## Problem to work on
Each entry here needs to be set down again exactly, please; pictures are left out.
+++ Input rows
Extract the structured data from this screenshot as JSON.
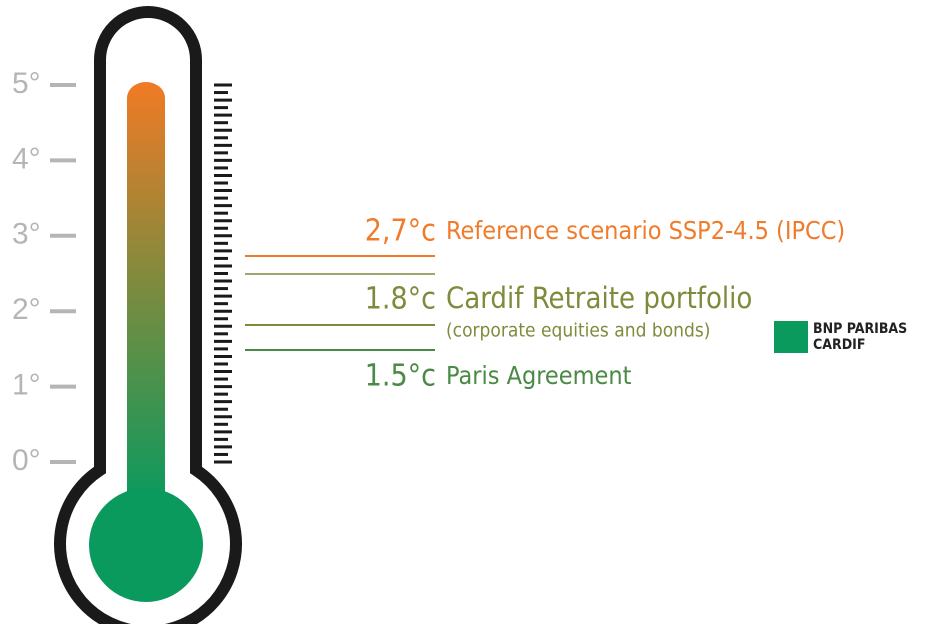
{
  "scale": {
    "labels": [
      "5°",
      "4°",
      "3°",
      "2°",
      "1°",
      "0°"
    ]
  },
  "markers": [
    {
      "value": "2,7°c",
      "label": "Reference scenario SSP2-4.5 (IPCC)"
    },
    {
      "value": "1.8°c",
      "label": "Cardif Retraite portfolio",
      "sublabel": "(corporate equities and bonds)"
    },
    {
      "value": "1.5°c",
      "label": "Paris Agreement"
    }
  ],
  "logo": {
    "line1": "BNP PARIBAS",
    "line2": "CARDIF"
  }
}
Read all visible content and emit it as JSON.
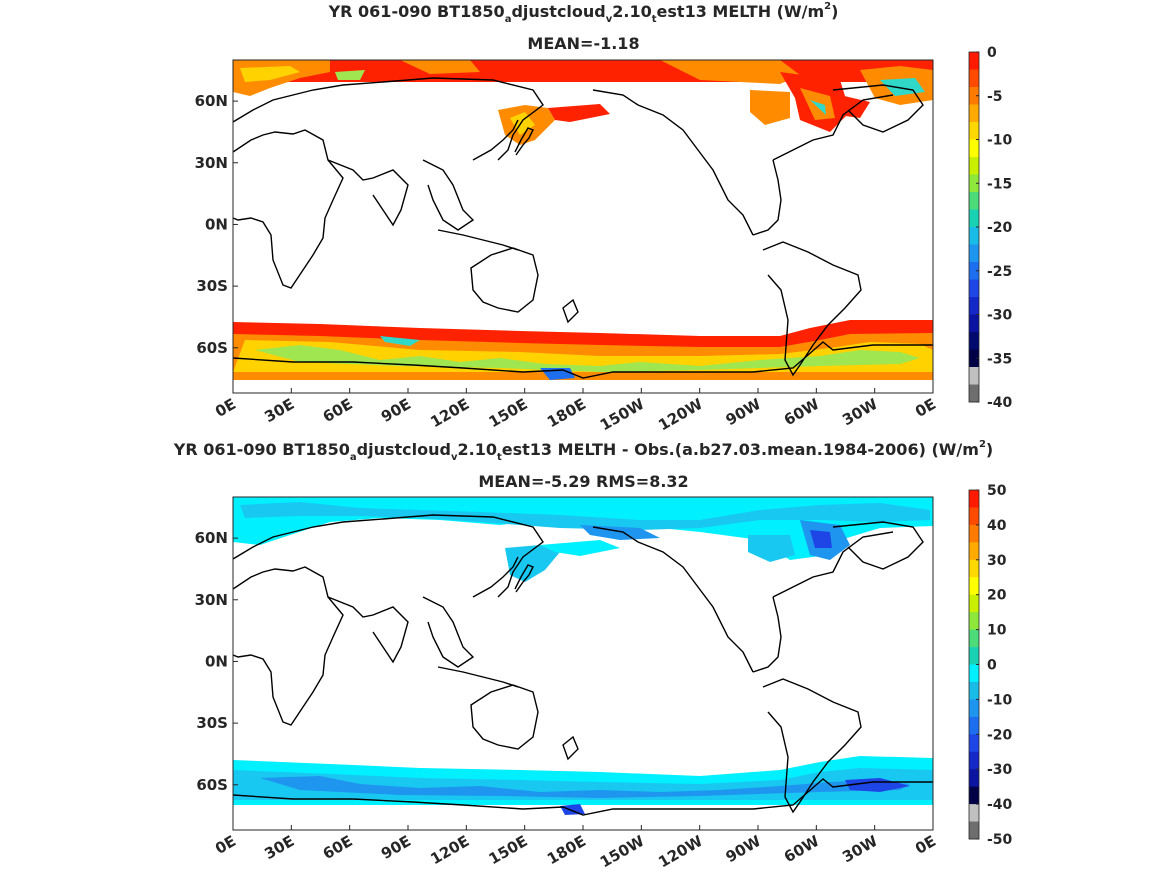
{
  "panel_top": {
    "title_parts": [
      "YR 061-090 BT1850",
      "a",
      "djustcloud",
      "v",
      "2.10",
      "t",
      "est13  MELTH (W/m",
      "2",
      ")"
    ],
    "subtitle": "MEAN=-1.18",
    "colorbar_labels": [
      "0",
      "-5",
      "-10",
      "-15",
      "-20",
      "-25",
      "-30",
      "-35",
      "-40"
    ],
    "colorbar_colors": [
      "#ff1a00",
      "#ff4a00",
      "#ff7a00",
      "#ffaa00",
      "#ffd800",
      "#ffff00",
      "#c8f000",
      "#8ee83c",
      "#4cdc7a",
      "#19d2b4",
      "#19bce6",
      "#1e96f0",
      "#1e6ef0",
      "#1e46e6",
      "#1428c8",
      "#0a14a0",
      "#000a6e",
      "#000046",
      "#c0c0c0",
      "#6e6e6e"
    ]
  },
  "panel_bottom": {
    "title_parts": [
      "YR 061-090 BT1850",
      "a",
      "djustcloud",
      "v",
      "2.10",
      "t",
      "est13 MELTH - Obs.(a.b27.03.mean.1984-2006) (W/m",
      "2",
      ")"
    ],
    "subtitle": "MEAN=-5.29 RMS=8.32",
    "colorbar_labels": [
      "50",
      "40",
      "30",
      "20",
      "10",
      "0",
      "-10",
      "-20",
      "-30",
      "-40",
      "-50"
    ],
    "colorbar_colors": [
      "#ff1a00",
      "#ff4a00",
      "#ff7a00",
      "#ffaa00",
      "#ffd800",
      "#ffff00",
      "#c8f000",
      "#8ee83c",
      "#4cdc7a",
      "#19d2b4",
      "#00f0ff",
      "#19bce6",
      "#1e96f0",
      "#1e6ef0",
      "#1e46e6",
      "#1428c8",
      "#0a14a0",
      "#000046",
      "#c0c0c0",
      "#6e6e6e"
    ]
  },
  "axes": {
    "lat_labels": [
      "60N",
      "30N",
      "0N",
      "30S",
      "60S"
    ],
    "lon_labels": [
      "0E",
      "30E",
      "60E",
      "90E",
      "120E",
      "150E",
      "180E",
      "150W",
      "120W",
      "90W",
      "60W",
      "30W",
      "0E"
    ]
  },
  "colors": {
    "melt_red": "#ff2200",
    "melt_orange": "#ff8c00",
    "melt_yellow": "#ffd200",
    "melt_green": "#a0e650",
    "melt_cyan": "#30d8c8",
    "melt_blue": "#1e6ef0",
    "diff_cyan": "#00f0ff",
    "diff_light": "#19c8f0",
    "diff_mid": "#1e96f0",
    "diff_dark": "#1e46e6",
    "coast": "#000000"
  }
}
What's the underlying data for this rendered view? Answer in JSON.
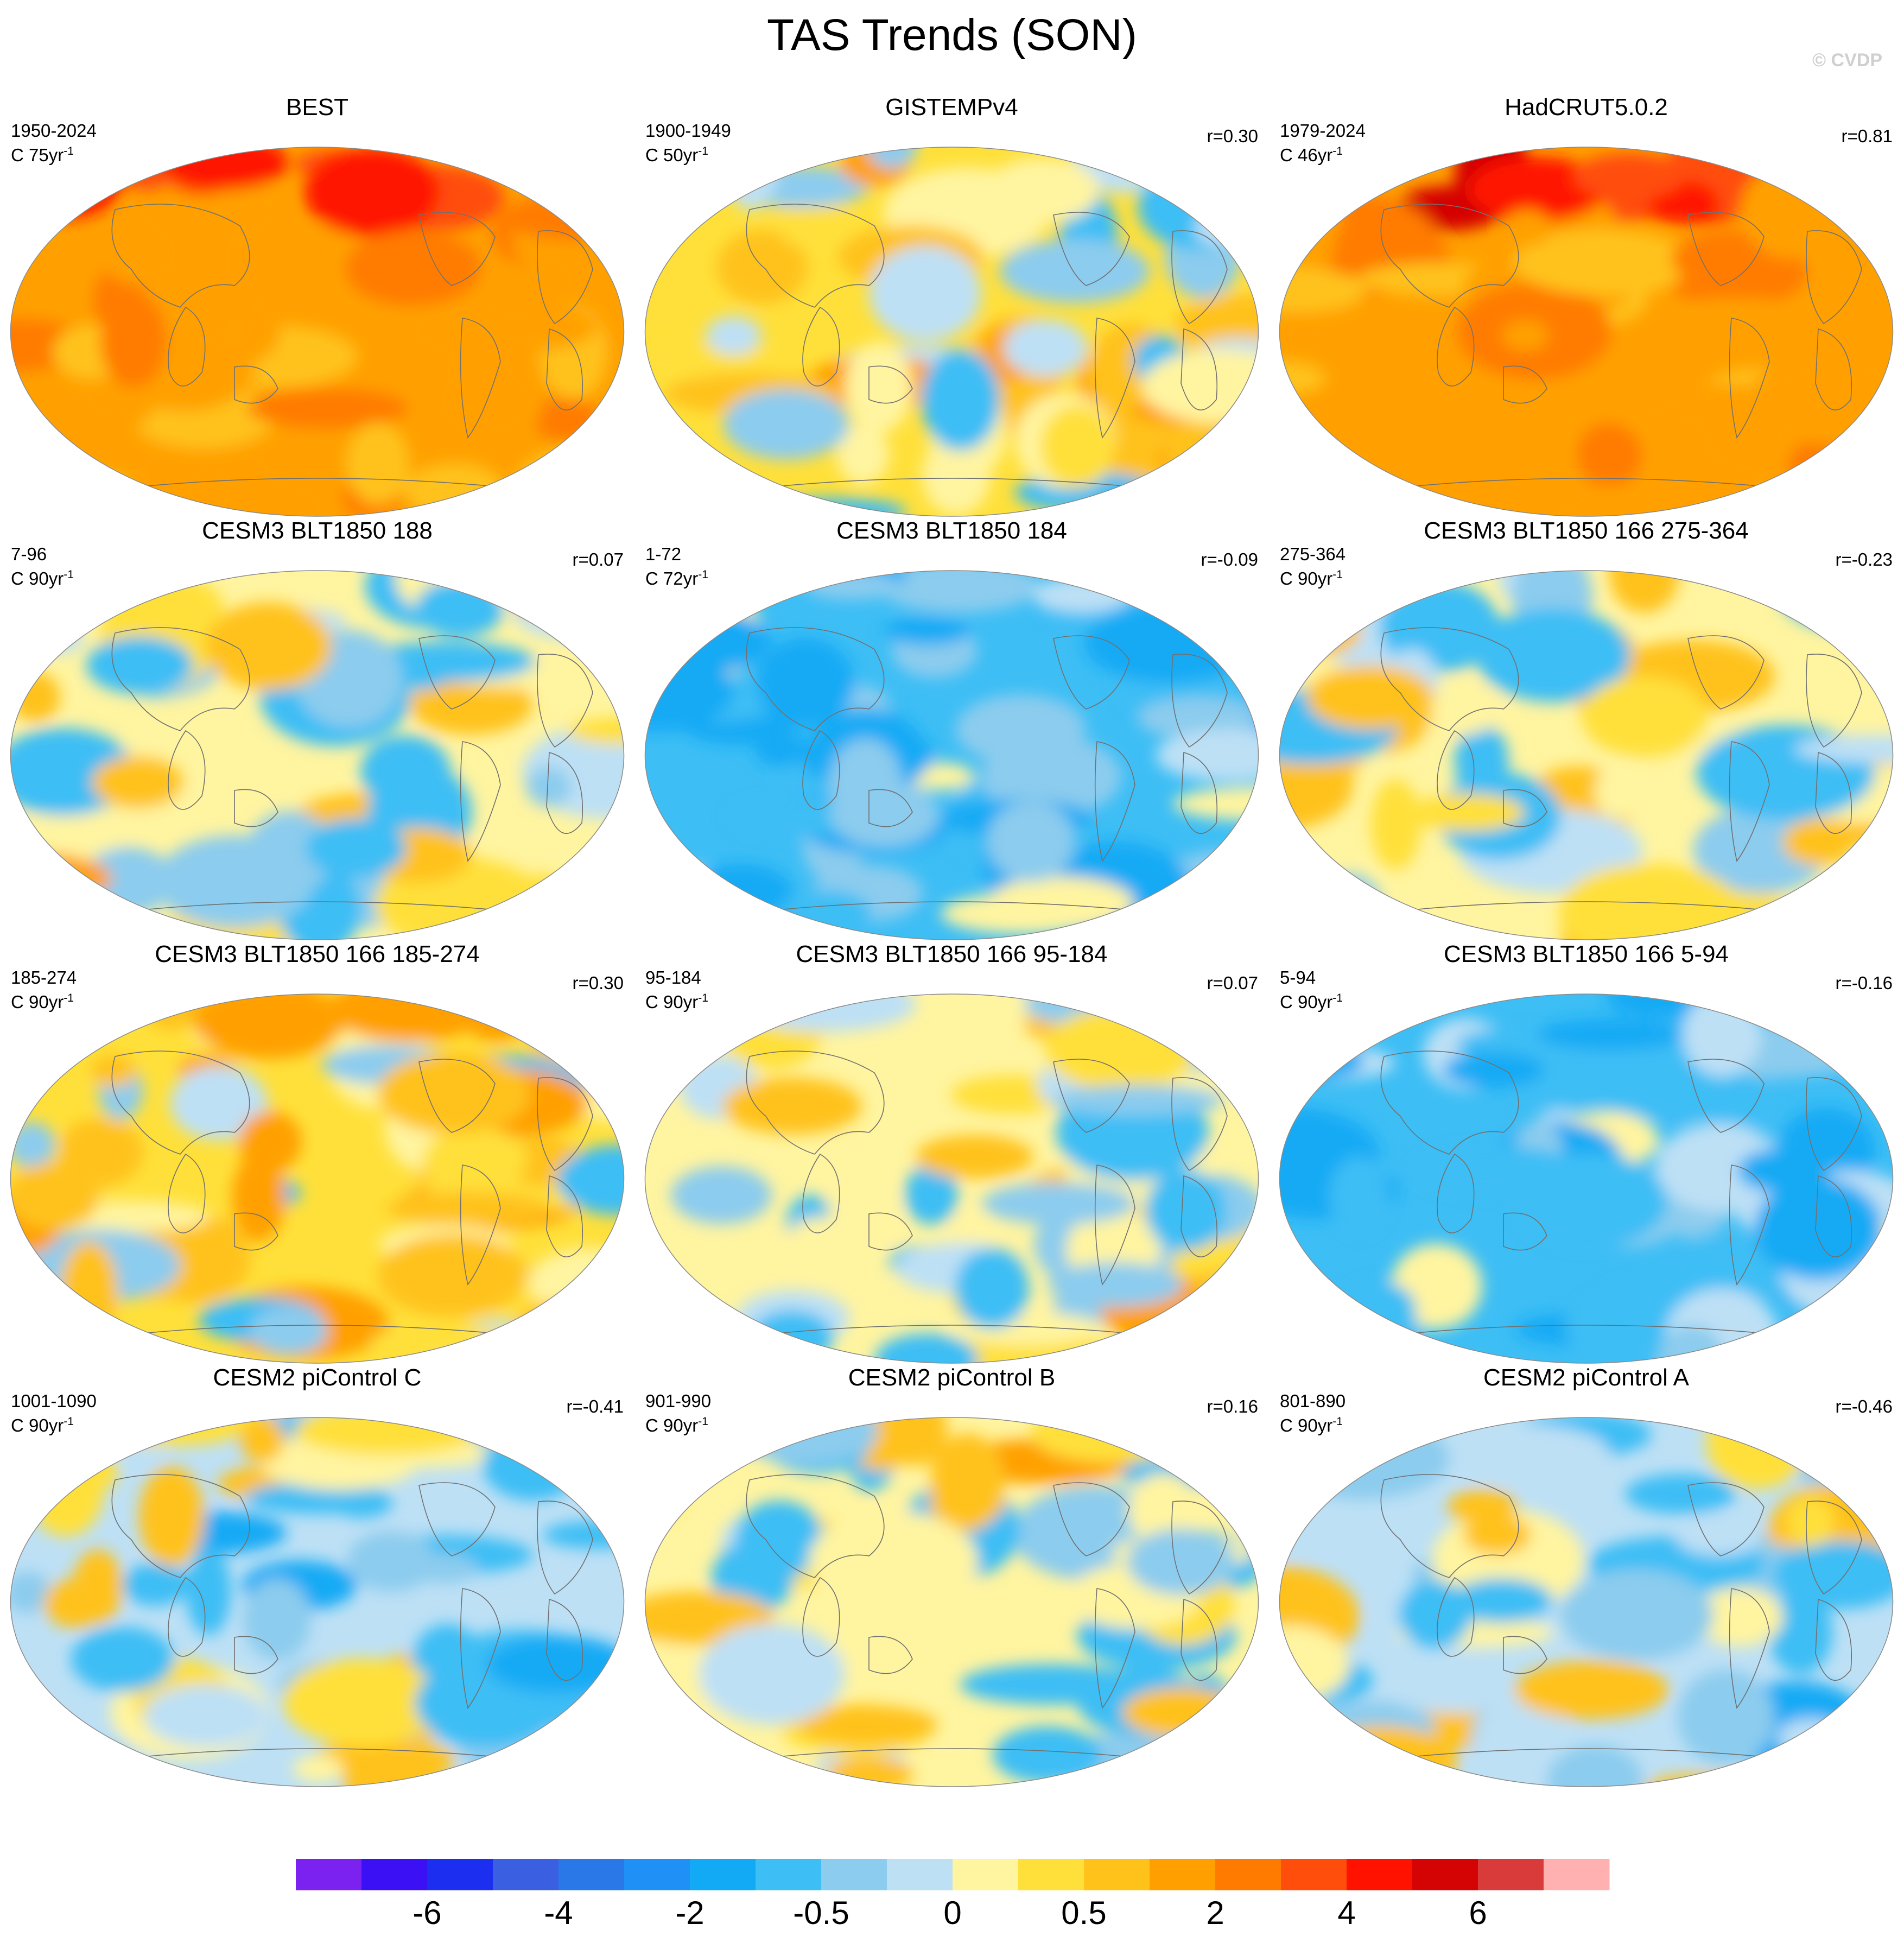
{
  "figure": {
    "title": "TAS Trends (SON)",
    "watermark": "© CVDP",
    "units_prefix": "C",
    "units_suffix": "yr",
    "units_exponent": "-1"
  },
  "chart_data": {
    "type": "heatmap",
    "projection": "robinson",
    "variable": "TAS",
    "season": "SON",
    "panels": [
      {
        "title": "BEST",
        "years": "1950-2024",
        "units_value": "75",
        "r": "",
        "pattern": "warm",
        "seed": 3
      },
      {
        "title": "GISTEMPv4",
        "years": "1900-1949",
        "units_value": "50",
        "r": "r=0.30",
        "pattern": "mildwarm",
        "seed": 11
      },
      {
        "title": "HadCRUT5.0.2",
        "years": "1979-2024",
        "units_value": "46",
        "r": "r=0.81",
        "pattern": "warm",
        "seed": 7
      },
      {
        "title": "CESM3 BLT1850 188",
        "years": "7-96",
        "units_value": "90",
        "r": "r=0.07",
        "pattern": "mixed",
        "seed": 19
      },
      {
        "title": "CESM3 BLT1850 184",
        "years": "1-72",
        "units_value": "72",
        "r": "r=-0.09",
        "pattern": "cool",
        "seed": 23
      },
      {
        "title": "CESM3 BLT1850 166 275-364",
        "years": "275-364",
        "units_value": "90",
        "r": "r=-0.23",
        "pattern": "mixed",
        "seed": 29
      },
      {
        "title": "CESM3 BLT1850 166 185-274",
        "years": "185-274",
        "units_value": "90",
        "r": "r=0.30",
        "pattern": "mildwarm",
        "seed": 31
      },
      {
        "title": "CESM3 BLT1850 166 95-184",
        "years": "95-184",
        "units_value": "90",
        "r": "r=0.07",
        "pattern": "mixed",
        "seed": 37
      },
      {
        "title": "CESM3 BLT1850 166 5-94",
        "years": "5-94",
        "units_value": "90",
        "r": "r=-0.16",
        "pattern": "cool",
        "seed": 41
      },
      {
        "title": "CESM2 piControl C",
        "years": "1001-1090",
        "units_value": "90",
        "r": "r=-0.41",
        "pattern": "mildcool",
        "seed": 43
      },
      {
        "title": "CESM2 piControl B",
        "years": "901-990",
        "units_value": "90",
        "r": "r=0.16",
        "pattern": "mixed",
        "seed": 47
      },
      {
        "title": "CESM2 piControl A",
        "years": "801-890",
        "units_value": "90",
        "r": "r=-0.46",
        "pattern": "mildcool",
        "seed": 53
      }
    ],
    "colorbar": {
      "colors": [
        "#7b21f0",
        "#3b10f5",
        "#1c2ef0",
        "#3a5fe0",
        "#2a78e8",
        "#1f90f5",
        "#12aaf5",
        "#3dbef5",
        "#8cccee",
        "#bde0f5",
        "#fff4a0",
        "#ffe03a",
        "#ffc21a",
        "#ffa000",
        "#ff7b00",
        "#ff4e0c",
        "#ff1200",
        "#d40404",
        "#d93a3a",
        "#ffb0b0"
      ],
      "tick_labels": [
        "-6",
        "-4",
        "-2",
        "-0.5",
        "0",
        "0.5",
        "2",
        "4",
        "6"
      ]
    }
  }
}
++++++
## Complete response
Extract the structured data from this screenshot as JSON.
{
  "scale": {
    "labels": [
      "5°",
      "4°",
      "3°",
      "2°",
      "1°",
      "0°"
    ]
  },
  "markers": [
    {
      "value": "2,7°c",
      "label": "Reference scenario SSP2-4.5 (IPCC)"
    },
    {
      "value": "1.8°c",
      "label": "Cardif Retraite portfolio",
      "sublabel": "(corporate equities and bonds)"
    },
    {
      "value": "1.5°c",
      "label": "Paris Agreement"
    }
  ],
  "logo": {
    "line1": "BNP PARIBAS",
    "line2": "CARDIF"
  }
}
Read all visible content and emit it as JSON.
{
  "panel_top": {
    "title_parts": [
      "YR 061-090 BT1850",
      "a",
      "djustcloud",
      "v",
      "2.10",
      "t",
      "est13  MELTH (W/m",
      "2",
      ")"
    ],
    "subtitle": "MEAN=-1.18",
    "colorbar_labels": [
      "0",
      "-5",
      "-10",
      "-15",
      "-20",
      "-25",
      "-30",
      "-35",
      "-40"
    ],
    "colorbar_colors": [
      "#ff1a00",
      "#ff4a00",
      "#ff7a00",
      "#ffaa00",
      "#ffd800",
      "#ffff00",
      "#c8f000",
      "#8ee83c",
      "#4cdc7a",
      "#19d2b4",
      "#19bce6",
      "#1e96f0",
      "#1e6ef0",
      "#1e46e6",
      "#1428c8",
      "#0a14a0",
      "#000a6e",
      "#000046",
      "#c0c0c0",
      "#6e6e6e"
    ]
  },
  "panel_bottom": {
    "title_parts": [
      "YR 061-090 BT1850",
      "a",
      "djustcloud",
      "v",
      "2.10",
      "t",
      "est13 MELTH - Obs.(a.b27.03.mean.1984-2006) (W/m",
      "2",
      ")"
    ],
    "subtitle": "MEAN=-5.29 RMS=8.32",
    "colorbar_labels": [
      "50",
      "40",
      "30",
      "20",
      "10",
      "0",
      "-10",
      "-20",
      "-30",
      "-40",
      "-50"
    ],
    "colorbar_colors": [
      "#ff1a00",
      "#ff4a00",
      "#ff7a00",
      "#ffaa00",
      "#ffd800",
      "#ffff00",
      "#c8f000",
      "#8ee83c",
      "#4cdc7a",
      "#19d2b4",
      "#00f0ff",
      "#19bce6",
      "#1e96f0",
      "#1e6ef0",
      "#1e46e6",
      "#1428c8",
      "#0a14a0",
      "#000046",
      "#c0c0c0",
      "#6e6e6e"
    ]
  },
  "axes": {
    "lat_labels": [
      "60N",
      "30N",
      "0N",
      "30S",
      "60S"
    ],
    "lon_labels": [
      "0E",
      "30E",
      "60E",
      "90E",
      "120E",
      "150E",
      "180E",
      "150W",
      "120W",
      "90W",
      "60W",
      "30W",
      "0E"
    ]
  },
  "colors": {
    "melt_red": "#ff2200",
    "melt_orange": "#ff8c00",
    "melt_yellow": "#ffd200",
    "melt_green": "#a0e650",
    "melt_cyan": "#30d8c8",
    "melt_blue": "#1e6ef0",
    "diff_cyan": "#00f0ff",
    "diff_light": "#19c8f0",
    "diff_mid": "#1e96f0",
    "diff_dark": "#1e46e6",
    "coast": "#000000"
  }
}
What's the underlying data for this rendered view? Answer in JSON.
{
  "figure": {
    "title": "TAS Trends (SON)",
    "watermark": "© CVDP",
    "units_prefix": "C",
    "units_suffix": "yr",
    "units_exponent": "-1"
  },
  "chart_data": {
    "type": "heatmap",
    "projection": "robinson",
    "variable": "TAS",
    "season": "SON",
    "panels": [
      {
        "title": "BEST",
        "years": "1950-2024",
        "units_value": "75",
        "r": "",
        "pattern": "warm",
        "seed": 3
      },
      {
        "title": "GISTEMPv4",
        "years": "1900-1949",
        "units_value": "50",
        "r": "r=0.30",
        "pattern": "mildwarm",
        "seed": 11
      },
      {
        "title": "HadCRUT5.0.2",
        "years": "1979-2024",
        "units_value": "46",
        "r": "r=0.81",
        "pattern": "warm",
        "seed": 7
      },
      {
        "title": "CESM3 BLT1850 188",
        "years": "7-96",
        "units_value": "90",
        "r": "r=0.07",
        "pattern": "mixed",
        "seed": 19
      },
      {
        "title": "CESM3 BLT1850 184",
        "years": "1-72",
        "units_value": "72",
        "r": "r=-0.09",
        "pattern": "cool",
        "seed": 23
      },
      {
        "title": "CESM3 BLT1850 166 275-364",
        "years": "275-364",
        "units_value": "90",
        "r": "r=-0.23",
        "pattern": "mixed",
        "seed": 29
      },
      {
        "title": "CESM3 BLT1850 166 185-274",
        "years": "185-274",
        "units_value": "90",
        "r": "r=0.30",
        "pattern": "mildwarm",
        "seed": 31
      },
      {
        "title": "CESM3 BLT1850 166 95-184",
        "years": "95-184",
        "units_value": "90",
        "r": "r=0.07",
        "pattern": "mixed",
        "seed": 37
      },
      {
        "title": "CESM3 BLT1850 166 5-94",
        "years": "5-94",
        "units_value": "90",
        "r": "r=-0.16",
        "pattern": "cool",
        "seed": 41
      },
      {
        "title": "CESM2 piControl C",
        "years": "1001-1090",
        "units_value": "90",
        "r": "r=-0.41",
        "pattern": "mildcool",
        "seed": 43
      },
      {
        "title": "CESM2 piControl B",
        "years": "901-990",
        "units_value": "90",
        "r": "r=0.16",
        "pattern": "mixed",
        "seed": 47
      },
      {
        "title": "CESM2 piControl A",
        "years": "801-890",
        "units_value": "90",
        "r": "r=-0.46",
        "pattern": "mildcool",
        "seed": 53
      }
    ],
    "colorbar": {
      "colors": [
        "#7b21f0",
        "#3b10f5",
        "#1c2ef0",
        "#3a5fe0",
        "#2a78e8",
        "#1f90f5",
        "#12aaf5",
        "#3dbef5",
        "#8cccee",
        "#bde0f5",
        "#fff4a0",
        "#ffe03a",
        "#ffc21a",
        "#ffa000",
        "#ff7b00",
        "#ff4e0c",
        "#ff1200",
        "#d40404",
        "#d93a3a",
        "#ffb0b0"
      ],
      "tick_labels": [
        "-6",
        "-4",
        "-2",
        "-0.5",
        "0",
        "0.5",
        "2",
        "4",
        "6"
      ]
    }
  }
}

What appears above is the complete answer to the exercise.